▼

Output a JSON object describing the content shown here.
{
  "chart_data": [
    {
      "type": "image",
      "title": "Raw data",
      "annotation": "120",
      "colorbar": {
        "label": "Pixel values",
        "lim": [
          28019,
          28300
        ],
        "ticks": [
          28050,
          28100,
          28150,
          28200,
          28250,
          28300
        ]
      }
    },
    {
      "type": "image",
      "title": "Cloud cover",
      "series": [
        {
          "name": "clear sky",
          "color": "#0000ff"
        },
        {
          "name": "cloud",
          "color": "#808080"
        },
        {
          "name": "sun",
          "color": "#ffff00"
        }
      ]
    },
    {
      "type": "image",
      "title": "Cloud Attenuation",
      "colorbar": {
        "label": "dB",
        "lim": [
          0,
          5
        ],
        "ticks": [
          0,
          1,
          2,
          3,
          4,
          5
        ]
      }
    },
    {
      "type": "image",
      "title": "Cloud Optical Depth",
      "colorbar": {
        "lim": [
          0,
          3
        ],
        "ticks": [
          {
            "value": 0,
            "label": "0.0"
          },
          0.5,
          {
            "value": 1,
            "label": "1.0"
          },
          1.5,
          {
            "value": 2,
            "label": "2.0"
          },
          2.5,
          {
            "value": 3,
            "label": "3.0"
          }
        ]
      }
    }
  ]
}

▲
▼

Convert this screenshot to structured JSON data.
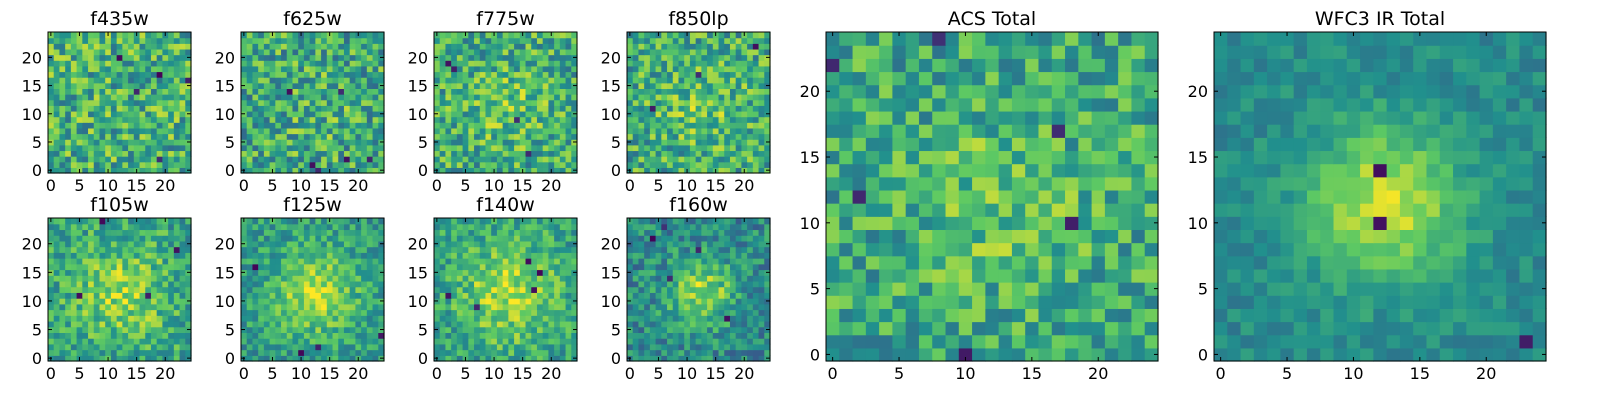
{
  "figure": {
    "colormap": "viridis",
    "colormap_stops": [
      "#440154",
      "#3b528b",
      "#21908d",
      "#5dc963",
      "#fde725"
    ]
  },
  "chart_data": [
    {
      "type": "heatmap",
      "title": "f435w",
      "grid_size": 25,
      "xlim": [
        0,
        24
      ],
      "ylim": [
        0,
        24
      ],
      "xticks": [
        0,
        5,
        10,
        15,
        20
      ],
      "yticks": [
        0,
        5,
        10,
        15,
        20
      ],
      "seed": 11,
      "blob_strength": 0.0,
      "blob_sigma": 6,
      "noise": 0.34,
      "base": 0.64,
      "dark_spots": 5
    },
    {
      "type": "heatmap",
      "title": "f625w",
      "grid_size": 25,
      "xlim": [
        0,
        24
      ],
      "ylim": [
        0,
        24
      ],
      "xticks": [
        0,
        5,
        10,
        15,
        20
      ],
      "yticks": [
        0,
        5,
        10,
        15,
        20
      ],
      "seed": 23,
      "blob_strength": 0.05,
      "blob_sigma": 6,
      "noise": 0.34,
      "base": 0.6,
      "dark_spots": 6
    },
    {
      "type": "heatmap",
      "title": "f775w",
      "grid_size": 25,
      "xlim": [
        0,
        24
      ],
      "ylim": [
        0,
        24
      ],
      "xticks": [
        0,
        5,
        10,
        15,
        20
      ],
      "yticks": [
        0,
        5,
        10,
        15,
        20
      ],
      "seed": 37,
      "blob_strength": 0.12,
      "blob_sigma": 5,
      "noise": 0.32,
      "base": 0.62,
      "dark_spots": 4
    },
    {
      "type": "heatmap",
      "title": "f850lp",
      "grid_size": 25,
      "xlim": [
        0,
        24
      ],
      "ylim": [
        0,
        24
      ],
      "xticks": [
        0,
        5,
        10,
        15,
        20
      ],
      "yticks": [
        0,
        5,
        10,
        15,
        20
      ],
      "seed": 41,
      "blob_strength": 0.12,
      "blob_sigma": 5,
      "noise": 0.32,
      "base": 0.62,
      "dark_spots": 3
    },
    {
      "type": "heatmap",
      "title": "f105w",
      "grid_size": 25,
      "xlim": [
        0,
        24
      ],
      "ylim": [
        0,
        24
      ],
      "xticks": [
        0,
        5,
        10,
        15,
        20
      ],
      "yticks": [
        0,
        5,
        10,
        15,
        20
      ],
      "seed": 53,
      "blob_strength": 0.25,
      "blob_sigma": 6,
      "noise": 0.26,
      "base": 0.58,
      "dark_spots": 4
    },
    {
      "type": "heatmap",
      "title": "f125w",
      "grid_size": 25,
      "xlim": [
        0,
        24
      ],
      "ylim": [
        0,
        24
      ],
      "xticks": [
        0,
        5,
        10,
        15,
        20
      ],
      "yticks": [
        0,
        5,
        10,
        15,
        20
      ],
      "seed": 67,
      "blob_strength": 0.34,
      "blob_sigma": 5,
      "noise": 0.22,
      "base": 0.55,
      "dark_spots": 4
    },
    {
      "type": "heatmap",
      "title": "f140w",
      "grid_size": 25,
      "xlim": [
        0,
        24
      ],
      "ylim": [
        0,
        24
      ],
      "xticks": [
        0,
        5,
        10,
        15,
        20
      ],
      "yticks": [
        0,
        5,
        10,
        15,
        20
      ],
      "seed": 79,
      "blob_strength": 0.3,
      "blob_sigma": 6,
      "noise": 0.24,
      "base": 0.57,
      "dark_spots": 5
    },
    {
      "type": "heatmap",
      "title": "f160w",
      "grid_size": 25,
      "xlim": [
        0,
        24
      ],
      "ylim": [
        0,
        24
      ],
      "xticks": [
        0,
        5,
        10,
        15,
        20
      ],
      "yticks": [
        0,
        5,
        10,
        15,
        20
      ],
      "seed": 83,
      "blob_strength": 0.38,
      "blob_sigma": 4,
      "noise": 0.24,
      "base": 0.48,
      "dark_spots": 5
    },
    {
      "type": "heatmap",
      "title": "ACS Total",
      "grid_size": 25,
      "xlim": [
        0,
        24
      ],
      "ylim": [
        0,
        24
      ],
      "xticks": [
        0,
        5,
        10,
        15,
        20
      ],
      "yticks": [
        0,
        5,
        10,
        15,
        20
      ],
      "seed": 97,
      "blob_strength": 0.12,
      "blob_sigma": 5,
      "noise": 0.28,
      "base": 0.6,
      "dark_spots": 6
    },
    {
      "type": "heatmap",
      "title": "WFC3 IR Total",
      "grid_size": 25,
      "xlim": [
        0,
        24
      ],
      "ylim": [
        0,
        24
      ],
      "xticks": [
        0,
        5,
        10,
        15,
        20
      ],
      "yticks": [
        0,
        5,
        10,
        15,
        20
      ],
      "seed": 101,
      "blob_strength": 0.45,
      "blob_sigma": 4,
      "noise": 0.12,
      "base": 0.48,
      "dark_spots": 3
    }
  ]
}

▲
▼

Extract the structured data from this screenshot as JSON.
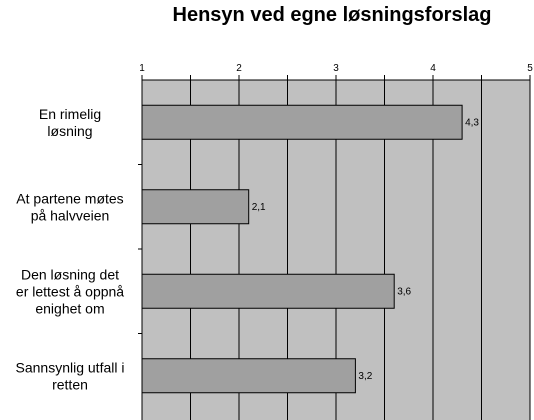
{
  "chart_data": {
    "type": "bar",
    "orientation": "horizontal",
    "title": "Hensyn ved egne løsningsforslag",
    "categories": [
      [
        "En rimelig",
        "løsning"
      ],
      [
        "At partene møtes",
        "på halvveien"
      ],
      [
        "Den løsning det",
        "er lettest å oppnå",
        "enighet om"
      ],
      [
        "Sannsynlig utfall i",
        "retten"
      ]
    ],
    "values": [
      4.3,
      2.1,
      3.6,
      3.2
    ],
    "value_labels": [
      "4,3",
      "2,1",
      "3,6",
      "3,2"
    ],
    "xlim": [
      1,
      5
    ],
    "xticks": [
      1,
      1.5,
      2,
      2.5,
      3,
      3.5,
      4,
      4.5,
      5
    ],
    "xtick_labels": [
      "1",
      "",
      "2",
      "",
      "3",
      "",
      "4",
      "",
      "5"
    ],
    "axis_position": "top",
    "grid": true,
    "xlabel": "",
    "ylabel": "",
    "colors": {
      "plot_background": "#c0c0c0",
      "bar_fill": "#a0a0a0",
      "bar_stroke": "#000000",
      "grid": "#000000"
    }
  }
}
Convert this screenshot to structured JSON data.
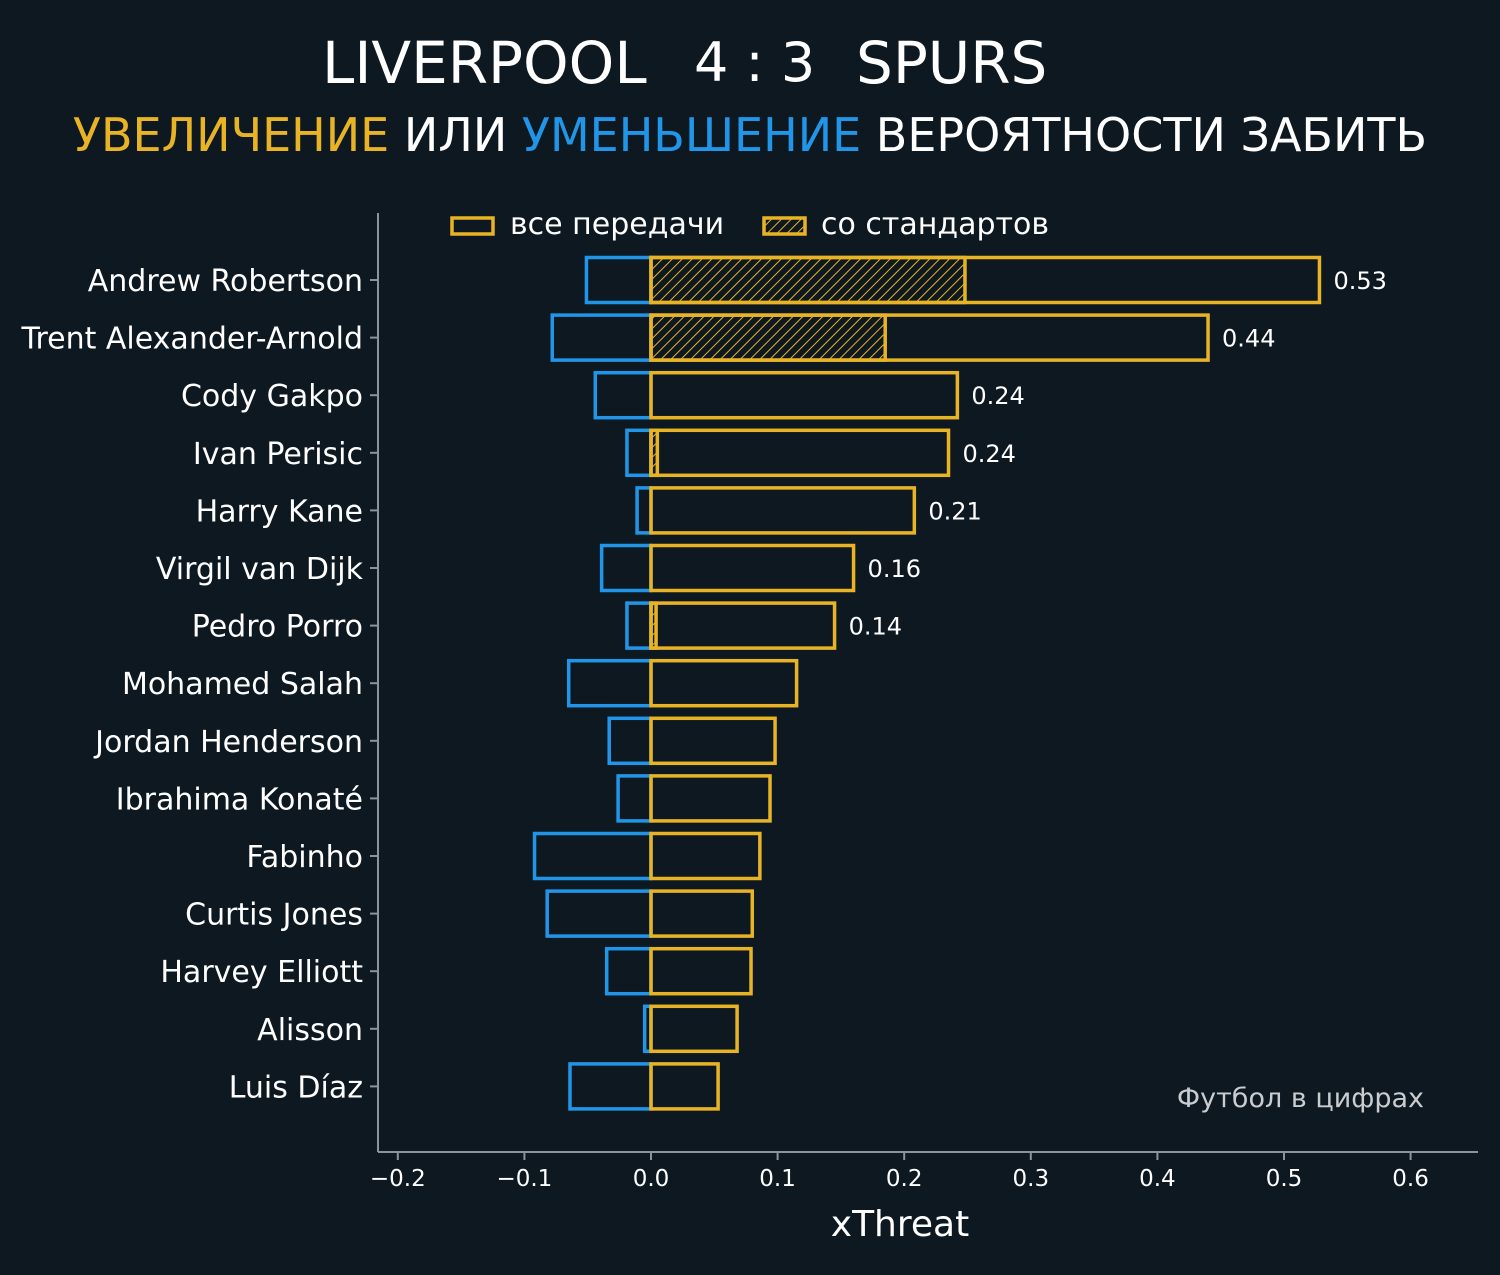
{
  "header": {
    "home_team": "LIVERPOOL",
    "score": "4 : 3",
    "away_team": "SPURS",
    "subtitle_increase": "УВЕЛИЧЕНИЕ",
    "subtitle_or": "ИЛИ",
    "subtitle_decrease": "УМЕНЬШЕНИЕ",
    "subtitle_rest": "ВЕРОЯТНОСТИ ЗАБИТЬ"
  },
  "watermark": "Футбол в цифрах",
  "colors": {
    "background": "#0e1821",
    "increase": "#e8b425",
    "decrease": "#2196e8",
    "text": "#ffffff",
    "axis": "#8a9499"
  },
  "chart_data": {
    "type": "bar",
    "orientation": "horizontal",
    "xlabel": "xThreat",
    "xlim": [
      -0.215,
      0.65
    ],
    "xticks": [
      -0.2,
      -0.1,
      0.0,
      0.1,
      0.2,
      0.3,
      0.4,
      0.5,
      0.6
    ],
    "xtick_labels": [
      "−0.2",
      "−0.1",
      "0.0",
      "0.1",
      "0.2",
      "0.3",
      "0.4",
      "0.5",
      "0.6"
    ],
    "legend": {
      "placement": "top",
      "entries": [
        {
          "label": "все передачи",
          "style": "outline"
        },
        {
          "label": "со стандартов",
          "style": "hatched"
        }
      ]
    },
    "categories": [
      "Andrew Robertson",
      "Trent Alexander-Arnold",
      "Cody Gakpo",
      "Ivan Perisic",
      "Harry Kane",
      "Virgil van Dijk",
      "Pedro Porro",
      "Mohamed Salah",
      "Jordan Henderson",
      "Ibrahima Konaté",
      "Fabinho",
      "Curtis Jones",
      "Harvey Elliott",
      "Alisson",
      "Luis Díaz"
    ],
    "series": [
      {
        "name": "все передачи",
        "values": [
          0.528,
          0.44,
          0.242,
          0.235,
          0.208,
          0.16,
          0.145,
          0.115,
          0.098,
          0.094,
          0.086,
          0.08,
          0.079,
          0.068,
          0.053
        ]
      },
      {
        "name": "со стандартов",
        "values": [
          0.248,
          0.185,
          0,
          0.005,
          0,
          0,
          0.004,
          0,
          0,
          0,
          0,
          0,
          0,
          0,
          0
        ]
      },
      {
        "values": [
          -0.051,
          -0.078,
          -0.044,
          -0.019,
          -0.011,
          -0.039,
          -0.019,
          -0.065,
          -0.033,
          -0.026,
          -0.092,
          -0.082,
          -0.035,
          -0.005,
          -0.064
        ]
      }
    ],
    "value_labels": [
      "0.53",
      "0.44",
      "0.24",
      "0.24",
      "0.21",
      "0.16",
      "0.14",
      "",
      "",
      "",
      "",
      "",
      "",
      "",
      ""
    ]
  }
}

▲

### Exercise objective
Write out every line of the data that holds the word "name".

### Answer to this exercise
          "name": "clear sky",
          "name": "cloud",
          "name": "sun",
        "name": "все передачи",
        "name": "со стандартов",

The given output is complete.